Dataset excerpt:
========

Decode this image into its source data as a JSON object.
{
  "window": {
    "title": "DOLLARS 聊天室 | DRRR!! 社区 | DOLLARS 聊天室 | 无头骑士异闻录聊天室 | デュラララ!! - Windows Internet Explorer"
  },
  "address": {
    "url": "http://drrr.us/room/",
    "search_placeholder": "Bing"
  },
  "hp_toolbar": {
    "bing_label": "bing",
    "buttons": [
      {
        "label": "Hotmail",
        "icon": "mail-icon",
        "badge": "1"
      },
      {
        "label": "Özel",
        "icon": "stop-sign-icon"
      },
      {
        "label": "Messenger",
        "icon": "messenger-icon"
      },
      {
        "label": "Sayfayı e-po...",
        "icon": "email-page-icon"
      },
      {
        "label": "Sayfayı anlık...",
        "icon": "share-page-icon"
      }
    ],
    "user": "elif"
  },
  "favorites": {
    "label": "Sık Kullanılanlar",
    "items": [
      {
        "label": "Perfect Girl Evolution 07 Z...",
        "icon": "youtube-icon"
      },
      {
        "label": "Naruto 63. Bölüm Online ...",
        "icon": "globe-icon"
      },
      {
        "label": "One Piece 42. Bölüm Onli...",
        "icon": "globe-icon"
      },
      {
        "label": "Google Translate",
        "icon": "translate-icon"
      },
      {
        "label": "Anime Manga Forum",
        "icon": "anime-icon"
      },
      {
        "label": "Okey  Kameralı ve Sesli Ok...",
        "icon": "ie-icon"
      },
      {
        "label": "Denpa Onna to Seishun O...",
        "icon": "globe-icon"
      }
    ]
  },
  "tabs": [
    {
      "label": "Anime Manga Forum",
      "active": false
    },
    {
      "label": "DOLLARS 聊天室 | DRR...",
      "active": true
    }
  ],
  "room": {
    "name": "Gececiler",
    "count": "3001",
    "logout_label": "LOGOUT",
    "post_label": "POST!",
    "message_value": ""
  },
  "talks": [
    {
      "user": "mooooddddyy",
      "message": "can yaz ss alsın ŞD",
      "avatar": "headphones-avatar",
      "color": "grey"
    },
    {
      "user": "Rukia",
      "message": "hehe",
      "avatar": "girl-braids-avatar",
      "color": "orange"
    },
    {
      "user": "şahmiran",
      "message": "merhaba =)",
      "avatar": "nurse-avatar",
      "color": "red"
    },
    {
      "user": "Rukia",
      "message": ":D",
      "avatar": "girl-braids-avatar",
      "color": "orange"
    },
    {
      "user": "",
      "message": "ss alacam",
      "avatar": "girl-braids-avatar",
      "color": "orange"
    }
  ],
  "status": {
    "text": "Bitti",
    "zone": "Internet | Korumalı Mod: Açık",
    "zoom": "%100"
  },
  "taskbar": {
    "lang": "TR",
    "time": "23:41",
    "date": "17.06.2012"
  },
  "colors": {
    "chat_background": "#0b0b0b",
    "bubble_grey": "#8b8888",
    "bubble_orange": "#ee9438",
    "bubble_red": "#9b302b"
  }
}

========

Written instruction: Write the material out again in its entirety, exactly as shown.

Task solution:
Decode this image into its source data as a JSON object.
{
  "window": {
    "title": "DOLLARS 聊天室 | DRRR!! 社区 | DOLLARS 聊天室 | 无头骑士异闻录聊天室 | デュラララ!! - Windows Internet Explorer"
  },
  "address": {
    "url": "http://drrr.us/room/",
    "search_placeholder": "Bing"
  },
  "hp_toolbar": {
    "bing_label": "bing",
    "buttons": [
      {
        "label": "Hotmail",
        "icon": "mail-icon",
        "badge": "1"
      },
      {
        "label": "Özel",
        "icon": "stop-sign-icon"
      },
      {
        "label": "Messenger",
        "icon": "messenger-icon"
      },
      {
        "label": "Sayfayı e-po...",
        "icon": "email-page-icon"
      },
      {
        "label": "Sayfayı anlık...",
        "icon": "share-page-icon"
      }
    ],
    "user": "elif"
  },
  "favorites": {
    "label": "Sık Kullanılanlar",
    "items": [
      {
        "label": "Perfect Girl Evolution 07 Z...",
        "icon": "youtube-icon"
      },
      {
        "label": "Naruto 63. Bölüm Online ...",
        "icon": "globe-icon"
      },
      {
        "label": "One Piece 42. Bölüm Onli...",
        "icon": "globe-icon"
      },
      {
        "label": "Google Translate",
        "icon": "translate-icon"
      },
      {
        "label": "Anime Manga Forum",
        "icon": "anime-icon"
      },
      {
        "label": "Okey  Kameralı ve Sesli Ok...",
        "icon": "ie-icon"
      },
      {
        "label": "Denpa Onna to Seishun O...",
        "icon": "globe-icon"
      }
    ]
  },
  "tabs": [
    {
      "label": "Anime Manga Forum",
      "active": false
    },
    {
      "label": "DOLLARS 聊天室 | DRR...",
      "active": true
    }
  ],
  "room": {
    "name": "Gececiler",
    "count": "3001",
    "logout_label": "LOGOUT",
    "post_label": "POST!",
    "message_value": ""
  },
  "talks": [
    {
      "user": "mooooddddyy",
      "message": "can yaz ss alsın ŞD",
      "avatar": "headphones-avatar",
      "color": "grey"
    },
    {
      "user": "Rukia",
      "message": "hehe",
      "avatar": "girl-braids-avatar",
      "color": "orange"
    },
    {
      "user": "şahmiran",
      "message": "merhaba =)",
      "avatar": "nurse-avatar",
      "color": "red"
    },
    {
      "user": "Rukia",
      "message": ":D",
      "avatar": "girl-braids-avatar",
      "color": "orange"
    },
    {
      "user": "",
      "message": "ss alacam",
      "avatar": "girl-braids-avatar",
      "color": "orange"
    }
  ],
  "status": {
    "text": "Bitti",
    "zone": "Internet | Korumalı Mod: Açık",
    "zoom": "%100"
  },
  "taskbar": {
    "lang": "TR",
    "time": "23:41",
    "date": "17.06.2012"
  },
  "colors": {
    "chat_background": "#0b0b0b",
    "bubble_grey": "#8b8888",
    "bubble_orange": "#ee9438",
    "bubble_red": "#9b302b"
  }
}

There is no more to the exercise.